#### SUPPLIED PASSAGE:
- - - - -
Agriculture commissioner: Both candidates seem strong. We endorse Republican Steve Troxler, a Browns Summit farmer who, since his election in 2004, has established a strong record in important areas like food safety and agricultural marketing. Troxler's Democratic opponent, Yadkin County farmer Walter Smith, has an impressive background with the U.S. Department of Agriculture. But we see no reason to replace the experienced Troxler.
Insurance commissioner: We endorse the candidacy of Democratic incumbent Wayne Goodwin, who has a record of integrity and fairness. He beat back a legislative maneuver designed to weaken his rate-setting authority and, while doing all he can to create a welcoming environment for insurance companies, has still made it clear that he works for the people. As to challenger Mike Causey (who defeated Moore County's own Richard Morgan in a primary runoff), his main claim to fame seems to be a dubious desire to "nullify" the Affordable Care Act at the state level. No, thanks.
Labor commissioner: The Pilot endorses the Republican incumbent, Cherie Berry. She has performed well over 12 years. There may have been a couple of rough spots - as when the U.S. Labor Department criticized her in 2010 for what it called an instance or two of lax supervision. But that seems to pale compared with the record of her Democratic opponent, former Labor Commissioner John Brooks, on whose watch the horrendous Hamlet chicken plant fire happened. Voters would do best to keep Berry on the job.
Secretary of state: The North Carolina version of this job has nothing to do with foreign affairs. Rather, the holder of this Raleigh office handles matters such as registering incorporation documents and protecting citizens from fraud. By all accounts, four-term Democratic incumbent Elaine Marshall has done an outstanding job of covering all those bases. She has also overseen an array of high-tech improvements that help speed up process in her department. Her Republican challenger, Chowan County Commissioner Ed Goodwin, whose website dwells on subjects like gun rights and abortion, does not seem a viable alternative. Stick with Marshall, we say.
Superintendent of public instruction: The Democratic holder of this office, June Atkinson, runs a tight ship and seems a clear favorite over challenger John Tedesco, whose most notable accomplishment is a tumultuous and highly controversial tenure on the Wake County school board.
Treasurer: Here again, Republican challenger Steve Royal, an Elkin CPA, seems to offer few valid reasons for unseating incumbent Janet Cowell, who has presided rationally and responsibly over a job that has experienced unprecedented pressures in recent years. Perhaps most significantly, she has kept North Carolina's pension system on an even keel, while helping maintain the state's spotless triple-A bond rating. We enthusiastically endorse Cowell.
- - - - -
#### EXTRACTED DATA:
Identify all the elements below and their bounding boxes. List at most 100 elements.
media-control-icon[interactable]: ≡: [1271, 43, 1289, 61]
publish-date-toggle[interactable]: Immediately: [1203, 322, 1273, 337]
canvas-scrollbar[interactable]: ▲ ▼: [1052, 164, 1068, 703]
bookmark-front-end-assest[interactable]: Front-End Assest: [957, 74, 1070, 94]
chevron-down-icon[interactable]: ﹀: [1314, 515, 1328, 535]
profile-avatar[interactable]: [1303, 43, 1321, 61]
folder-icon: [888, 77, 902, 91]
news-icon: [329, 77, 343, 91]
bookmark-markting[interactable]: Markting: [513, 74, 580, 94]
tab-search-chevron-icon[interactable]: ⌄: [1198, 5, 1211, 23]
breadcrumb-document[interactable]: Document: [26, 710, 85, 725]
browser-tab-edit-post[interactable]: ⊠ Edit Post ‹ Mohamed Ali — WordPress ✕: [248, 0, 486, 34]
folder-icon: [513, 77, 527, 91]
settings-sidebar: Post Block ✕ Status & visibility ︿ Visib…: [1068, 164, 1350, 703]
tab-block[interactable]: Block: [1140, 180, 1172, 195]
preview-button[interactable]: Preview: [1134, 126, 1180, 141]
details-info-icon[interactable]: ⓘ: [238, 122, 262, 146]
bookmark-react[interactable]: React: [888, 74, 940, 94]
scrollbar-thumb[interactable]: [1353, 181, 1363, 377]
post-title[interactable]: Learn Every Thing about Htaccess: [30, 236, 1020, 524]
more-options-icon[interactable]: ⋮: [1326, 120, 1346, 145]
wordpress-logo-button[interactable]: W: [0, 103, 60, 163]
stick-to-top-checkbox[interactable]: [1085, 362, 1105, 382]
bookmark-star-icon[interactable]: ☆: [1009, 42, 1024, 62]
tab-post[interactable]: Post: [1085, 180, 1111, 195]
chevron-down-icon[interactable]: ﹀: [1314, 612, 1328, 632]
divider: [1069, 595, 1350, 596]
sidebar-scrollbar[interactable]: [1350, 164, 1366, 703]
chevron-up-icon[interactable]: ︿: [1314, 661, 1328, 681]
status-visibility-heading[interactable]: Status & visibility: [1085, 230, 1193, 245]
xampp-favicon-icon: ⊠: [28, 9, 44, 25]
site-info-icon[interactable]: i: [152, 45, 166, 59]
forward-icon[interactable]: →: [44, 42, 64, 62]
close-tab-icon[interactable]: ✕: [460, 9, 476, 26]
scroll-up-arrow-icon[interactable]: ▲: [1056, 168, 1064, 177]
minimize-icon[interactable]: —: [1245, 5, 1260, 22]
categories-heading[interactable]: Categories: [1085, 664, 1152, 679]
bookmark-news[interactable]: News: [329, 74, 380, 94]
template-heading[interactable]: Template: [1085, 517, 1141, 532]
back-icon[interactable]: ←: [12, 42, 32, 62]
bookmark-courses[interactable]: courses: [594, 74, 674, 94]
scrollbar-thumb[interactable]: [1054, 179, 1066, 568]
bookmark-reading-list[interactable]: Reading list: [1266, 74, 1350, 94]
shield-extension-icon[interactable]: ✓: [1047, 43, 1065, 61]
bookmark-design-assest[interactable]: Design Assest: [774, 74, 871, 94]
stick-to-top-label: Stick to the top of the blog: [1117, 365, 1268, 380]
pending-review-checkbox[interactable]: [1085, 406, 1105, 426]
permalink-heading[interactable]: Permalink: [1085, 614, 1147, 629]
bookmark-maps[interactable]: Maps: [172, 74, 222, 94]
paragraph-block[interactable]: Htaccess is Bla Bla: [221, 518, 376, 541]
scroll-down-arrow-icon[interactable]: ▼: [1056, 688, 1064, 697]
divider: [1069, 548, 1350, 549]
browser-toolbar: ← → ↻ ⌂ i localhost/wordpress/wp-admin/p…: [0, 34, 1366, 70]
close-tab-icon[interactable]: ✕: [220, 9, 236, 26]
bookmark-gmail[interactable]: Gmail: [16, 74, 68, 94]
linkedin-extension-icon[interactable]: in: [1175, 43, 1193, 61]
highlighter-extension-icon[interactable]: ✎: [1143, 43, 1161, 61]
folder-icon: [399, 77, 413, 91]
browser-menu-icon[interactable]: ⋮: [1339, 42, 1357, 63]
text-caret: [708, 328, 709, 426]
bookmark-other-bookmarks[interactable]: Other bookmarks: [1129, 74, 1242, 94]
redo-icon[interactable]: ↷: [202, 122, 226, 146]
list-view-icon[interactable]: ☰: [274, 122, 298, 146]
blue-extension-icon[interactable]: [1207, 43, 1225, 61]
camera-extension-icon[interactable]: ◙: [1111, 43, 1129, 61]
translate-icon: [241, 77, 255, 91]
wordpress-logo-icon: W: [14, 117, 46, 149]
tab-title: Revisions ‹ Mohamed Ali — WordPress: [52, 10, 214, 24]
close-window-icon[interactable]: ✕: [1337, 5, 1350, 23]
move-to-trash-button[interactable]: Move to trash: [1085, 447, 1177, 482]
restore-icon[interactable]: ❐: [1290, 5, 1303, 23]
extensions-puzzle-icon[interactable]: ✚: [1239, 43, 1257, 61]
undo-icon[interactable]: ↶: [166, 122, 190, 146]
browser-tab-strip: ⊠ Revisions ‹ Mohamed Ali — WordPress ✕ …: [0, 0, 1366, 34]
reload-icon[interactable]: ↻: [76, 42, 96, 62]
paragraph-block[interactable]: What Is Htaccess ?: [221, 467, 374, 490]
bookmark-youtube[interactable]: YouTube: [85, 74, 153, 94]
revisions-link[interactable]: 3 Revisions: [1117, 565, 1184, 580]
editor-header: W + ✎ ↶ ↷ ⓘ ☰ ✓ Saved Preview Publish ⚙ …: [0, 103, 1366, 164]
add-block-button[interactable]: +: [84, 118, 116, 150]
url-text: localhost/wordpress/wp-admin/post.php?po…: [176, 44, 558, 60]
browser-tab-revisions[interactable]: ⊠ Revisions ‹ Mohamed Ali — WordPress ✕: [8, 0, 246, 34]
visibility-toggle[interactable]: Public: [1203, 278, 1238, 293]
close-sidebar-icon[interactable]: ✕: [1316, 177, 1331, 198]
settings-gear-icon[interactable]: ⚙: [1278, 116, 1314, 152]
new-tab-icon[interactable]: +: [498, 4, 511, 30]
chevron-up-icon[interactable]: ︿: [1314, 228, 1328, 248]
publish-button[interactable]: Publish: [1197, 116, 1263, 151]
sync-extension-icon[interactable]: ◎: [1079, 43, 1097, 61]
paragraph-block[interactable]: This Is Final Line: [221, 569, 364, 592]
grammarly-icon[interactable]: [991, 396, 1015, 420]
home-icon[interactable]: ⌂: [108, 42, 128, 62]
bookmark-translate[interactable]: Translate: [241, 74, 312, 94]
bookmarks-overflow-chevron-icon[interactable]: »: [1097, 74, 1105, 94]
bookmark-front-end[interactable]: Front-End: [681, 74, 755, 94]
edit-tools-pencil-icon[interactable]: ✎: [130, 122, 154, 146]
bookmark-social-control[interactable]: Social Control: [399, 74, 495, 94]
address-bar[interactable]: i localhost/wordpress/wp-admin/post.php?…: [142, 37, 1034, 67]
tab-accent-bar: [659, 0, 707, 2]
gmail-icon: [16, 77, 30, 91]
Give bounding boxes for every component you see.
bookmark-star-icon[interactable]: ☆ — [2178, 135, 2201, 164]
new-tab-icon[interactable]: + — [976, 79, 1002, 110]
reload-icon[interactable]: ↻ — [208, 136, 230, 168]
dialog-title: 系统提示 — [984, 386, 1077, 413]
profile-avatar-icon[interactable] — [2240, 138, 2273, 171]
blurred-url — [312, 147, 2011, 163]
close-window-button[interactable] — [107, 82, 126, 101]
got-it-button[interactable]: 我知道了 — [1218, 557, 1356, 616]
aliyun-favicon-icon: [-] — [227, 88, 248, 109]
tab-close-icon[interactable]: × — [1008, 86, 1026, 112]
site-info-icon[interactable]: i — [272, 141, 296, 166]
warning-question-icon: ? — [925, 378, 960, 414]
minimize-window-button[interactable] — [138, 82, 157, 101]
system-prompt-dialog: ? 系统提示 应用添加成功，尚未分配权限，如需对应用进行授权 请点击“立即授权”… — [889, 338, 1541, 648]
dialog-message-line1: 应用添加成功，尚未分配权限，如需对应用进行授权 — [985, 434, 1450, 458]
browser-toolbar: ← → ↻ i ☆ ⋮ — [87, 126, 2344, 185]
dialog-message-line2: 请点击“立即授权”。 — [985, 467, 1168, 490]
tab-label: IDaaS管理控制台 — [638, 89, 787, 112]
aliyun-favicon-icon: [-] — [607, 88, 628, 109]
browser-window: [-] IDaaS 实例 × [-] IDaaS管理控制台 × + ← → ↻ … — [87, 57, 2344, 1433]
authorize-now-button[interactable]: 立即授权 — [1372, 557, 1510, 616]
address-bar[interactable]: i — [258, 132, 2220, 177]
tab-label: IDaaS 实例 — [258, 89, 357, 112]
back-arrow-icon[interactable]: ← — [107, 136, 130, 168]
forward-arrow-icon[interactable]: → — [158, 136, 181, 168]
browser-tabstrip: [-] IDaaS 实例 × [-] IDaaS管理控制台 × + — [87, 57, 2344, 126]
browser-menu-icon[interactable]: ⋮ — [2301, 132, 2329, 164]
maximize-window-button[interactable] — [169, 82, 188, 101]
- - - - -
#### INSTRUCTION A:
Name every state office whose race is covered in the endorsements passage.
#### INSTRUCTION B:
Set down, word for word, the stretch of the endorsements passage from "Secretary of state: The" through "Marshall, we say.".
The listing is separate material and has nothing to do with the endorsements passage.

#### EXERCISE ANSWER A:
Agriculture commissioner, Insurance commissioner, Labor commissioner, Secretary of state, Superintendent of public instruction, Treasurer

#### EXERCISE ANSWER B:
Secretary of state: The North Carolina version of this job has nothing to do with foreign affairs. Rather, the holder of this Raleigh office handles matters such as registering incorporation documents and protecting citizens from fraud. By all accounts, four-term Democratic incumbent Elaine Marshall has done an outstanding job of covering all those bases. She has also overseen an array of high-tech improvements that help speed up process in her department. Her Republican challenger, Chowan County Commissioner Ed Goodwin, whose website dwells on subjects like gun rights and abortion, does not seem a viable alternative. Stick with Marshall, we say.